Dataset items:
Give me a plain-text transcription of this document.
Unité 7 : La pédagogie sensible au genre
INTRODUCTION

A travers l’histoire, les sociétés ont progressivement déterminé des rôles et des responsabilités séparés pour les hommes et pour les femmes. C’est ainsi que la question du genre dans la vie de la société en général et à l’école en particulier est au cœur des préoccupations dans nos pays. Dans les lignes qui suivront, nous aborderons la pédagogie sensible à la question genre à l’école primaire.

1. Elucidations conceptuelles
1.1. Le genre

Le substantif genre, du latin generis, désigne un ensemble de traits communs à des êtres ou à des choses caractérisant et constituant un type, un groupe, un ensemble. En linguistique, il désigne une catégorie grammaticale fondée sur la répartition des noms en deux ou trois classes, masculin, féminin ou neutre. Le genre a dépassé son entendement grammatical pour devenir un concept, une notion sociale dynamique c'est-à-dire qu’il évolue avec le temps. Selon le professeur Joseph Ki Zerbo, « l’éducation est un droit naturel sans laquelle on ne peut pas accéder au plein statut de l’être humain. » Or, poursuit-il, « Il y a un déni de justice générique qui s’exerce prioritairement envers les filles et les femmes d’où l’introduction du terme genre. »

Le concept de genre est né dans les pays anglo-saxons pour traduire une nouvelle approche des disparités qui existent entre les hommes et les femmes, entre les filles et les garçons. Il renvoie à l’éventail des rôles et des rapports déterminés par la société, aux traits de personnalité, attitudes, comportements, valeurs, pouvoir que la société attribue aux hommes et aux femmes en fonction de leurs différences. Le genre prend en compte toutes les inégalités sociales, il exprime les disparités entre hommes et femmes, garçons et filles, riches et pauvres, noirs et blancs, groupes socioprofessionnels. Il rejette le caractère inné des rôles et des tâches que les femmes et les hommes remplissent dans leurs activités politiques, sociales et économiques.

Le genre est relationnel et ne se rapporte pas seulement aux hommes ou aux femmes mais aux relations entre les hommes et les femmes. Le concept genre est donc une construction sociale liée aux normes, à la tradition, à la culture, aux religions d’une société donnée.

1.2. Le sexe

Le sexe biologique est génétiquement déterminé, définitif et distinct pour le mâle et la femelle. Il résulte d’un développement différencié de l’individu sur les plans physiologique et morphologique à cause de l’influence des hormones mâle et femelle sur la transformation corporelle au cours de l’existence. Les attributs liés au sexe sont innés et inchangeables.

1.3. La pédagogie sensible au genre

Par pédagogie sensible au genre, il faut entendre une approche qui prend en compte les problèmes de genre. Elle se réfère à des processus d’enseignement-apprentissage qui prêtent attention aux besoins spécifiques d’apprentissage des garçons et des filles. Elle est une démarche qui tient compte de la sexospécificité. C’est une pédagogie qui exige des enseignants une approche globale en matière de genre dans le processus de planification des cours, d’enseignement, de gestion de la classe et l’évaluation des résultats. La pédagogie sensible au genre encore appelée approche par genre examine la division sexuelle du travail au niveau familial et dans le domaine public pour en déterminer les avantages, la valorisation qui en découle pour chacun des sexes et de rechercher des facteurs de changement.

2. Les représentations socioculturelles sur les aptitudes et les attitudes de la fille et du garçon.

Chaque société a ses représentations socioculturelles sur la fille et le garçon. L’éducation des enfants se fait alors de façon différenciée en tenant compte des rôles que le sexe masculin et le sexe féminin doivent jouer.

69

Exercise instructions —
List every line from the entries above in which "sensible" appears.

Reply —
Unité 7 : La pédagogie sensible au genre
A travers l’histoire, les sociétés ont progressivement déterminé des rôles et des responsabilités séparés pour les hommes et pour les femmes. C’est ainsi que la question du genre dans la vie de la société en général et à l’école en particulier est au cœur des préoccupations dans nos pays. Dans les lignes qui suivront, nous aborderons la pédagogie sensible à la question genre à l’école primaire.
1.3. La pédagogie sensible au genre
Par pédagogie sensible au genre, il faut entendre une approche qui prend en compte les problèmes de genre. Elle se réfère à des processus d’enseignement-apprentissage qui prêtent attention aux besoins spécifiques d’apprentissage des garçons et des filles. Elle est une démarche qui tient compte de la sexospécificité. C’est une pédagogie qui exige des enseignants une approche globale en matière de genre dans le processus de planification des cours, d’enseignement, de gestion de la classe et l’évaluation des résultats. La pédagogie sensible au genre encore appelée approche par genre examine la division sexuelle du travail au niveau familial et dans le domaine public pour en déterminer les avantages, la valorisation qui en découle pour chacun des sexes et de rechercher des facteurs de changement.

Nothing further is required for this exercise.